:: What you need to do ::
Render the stretch from the start of the material through the line containing "centroid-group-1: [1287, 1079, 1311, 1103]" as a Markdown table. Use a Row column for the row number and a Line column for the line, and leave out blank lines.

# Provided information start

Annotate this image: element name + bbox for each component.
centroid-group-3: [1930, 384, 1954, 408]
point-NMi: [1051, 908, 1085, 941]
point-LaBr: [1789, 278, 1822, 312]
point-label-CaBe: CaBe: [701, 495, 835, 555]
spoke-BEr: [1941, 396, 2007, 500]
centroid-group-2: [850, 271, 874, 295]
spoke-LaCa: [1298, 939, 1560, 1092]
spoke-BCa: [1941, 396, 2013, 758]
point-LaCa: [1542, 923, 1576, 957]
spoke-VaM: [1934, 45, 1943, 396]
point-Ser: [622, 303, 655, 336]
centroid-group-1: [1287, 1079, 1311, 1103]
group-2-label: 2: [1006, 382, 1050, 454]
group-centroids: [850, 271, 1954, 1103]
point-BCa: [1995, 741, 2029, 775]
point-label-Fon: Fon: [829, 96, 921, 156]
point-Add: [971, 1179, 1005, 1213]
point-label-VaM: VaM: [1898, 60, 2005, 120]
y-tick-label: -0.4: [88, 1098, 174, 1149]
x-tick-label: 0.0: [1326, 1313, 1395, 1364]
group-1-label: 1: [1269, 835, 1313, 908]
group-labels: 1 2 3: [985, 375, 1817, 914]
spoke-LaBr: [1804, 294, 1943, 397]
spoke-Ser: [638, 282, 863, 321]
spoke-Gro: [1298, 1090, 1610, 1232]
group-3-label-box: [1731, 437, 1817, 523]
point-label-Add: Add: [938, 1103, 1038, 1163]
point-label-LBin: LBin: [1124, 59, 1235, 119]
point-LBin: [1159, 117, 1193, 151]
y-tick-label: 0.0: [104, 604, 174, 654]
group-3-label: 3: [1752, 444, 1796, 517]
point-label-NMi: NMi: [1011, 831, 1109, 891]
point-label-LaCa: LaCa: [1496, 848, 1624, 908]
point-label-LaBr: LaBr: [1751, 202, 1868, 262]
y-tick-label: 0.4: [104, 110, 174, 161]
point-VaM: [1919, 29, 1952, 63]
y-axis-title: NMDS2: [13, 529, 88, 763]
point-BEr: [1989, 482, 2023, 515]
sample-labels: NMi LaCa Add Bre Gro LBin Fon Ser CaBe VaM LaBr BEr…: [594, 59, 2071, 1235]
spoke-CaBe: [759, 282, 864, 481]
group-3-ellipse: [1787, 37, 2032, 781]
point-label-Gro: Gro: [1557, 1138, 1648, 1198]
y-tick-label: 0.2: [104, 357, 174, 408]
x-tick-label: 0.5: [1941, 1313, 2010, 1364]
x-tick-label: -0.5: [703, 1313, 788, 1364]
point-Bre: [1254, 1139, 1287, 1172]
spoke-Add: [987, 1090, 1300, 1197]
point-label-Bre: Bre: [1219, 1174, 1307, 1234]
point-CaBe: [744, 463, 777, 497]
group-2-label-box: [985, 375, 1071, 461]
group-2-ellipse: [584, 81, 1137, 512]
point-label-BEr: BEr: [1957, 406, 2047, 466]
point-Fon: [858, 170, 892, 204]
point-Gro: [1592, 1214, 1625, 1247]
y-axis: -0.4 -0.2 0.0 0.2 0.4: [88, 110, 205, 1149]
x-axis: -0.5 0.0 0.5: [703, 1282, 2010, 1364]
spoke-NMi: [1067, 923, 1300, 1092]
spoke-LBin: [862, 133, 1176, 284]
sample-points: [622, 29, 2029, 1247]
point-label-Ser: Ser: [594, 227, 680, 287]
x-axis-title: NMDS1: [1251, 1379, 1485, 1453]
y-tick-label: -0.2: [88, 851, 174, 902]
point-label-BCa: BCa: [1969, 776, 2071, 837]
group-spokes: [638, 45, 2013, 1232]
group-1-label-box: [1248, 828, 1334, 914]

# Provided information end

:: The output ::
| Row | Line |
|---|---|
| 1 | Annotate this image: element name + bbox for each component. |
| 2 | centroid-group-3: [1930, 384, 1954, 408] |
| 3 | point-NMi: [1051, 908, 1085, 941] |
| 4 | point-LaBr: [1789, 278, 1822, 312] |
| 5 | point-label-CaBe: CaBe: [701, 495, 835, 555] |
| 6 | spoke-BEr: [1941, 396, 2007, 500] |
| 7 | centroid-group-2: [850, 271, 874, 295] |
| 8 | spoke-LaCa: [1298, 939, 1560, 1092] |
| 9 | spoke-BCa: [1941, 396, 2013, 758] |
| 10 | point-LaCa: [1542, 923, 1576, 957] |
| 11 | spoke-VaM: [1934, 45, 1943, 396] |
| 12 | point-Ser: [622, 303, 655, 336] |
| 13 | centroid-group-1: [1287, 1079, 1311, 1103] |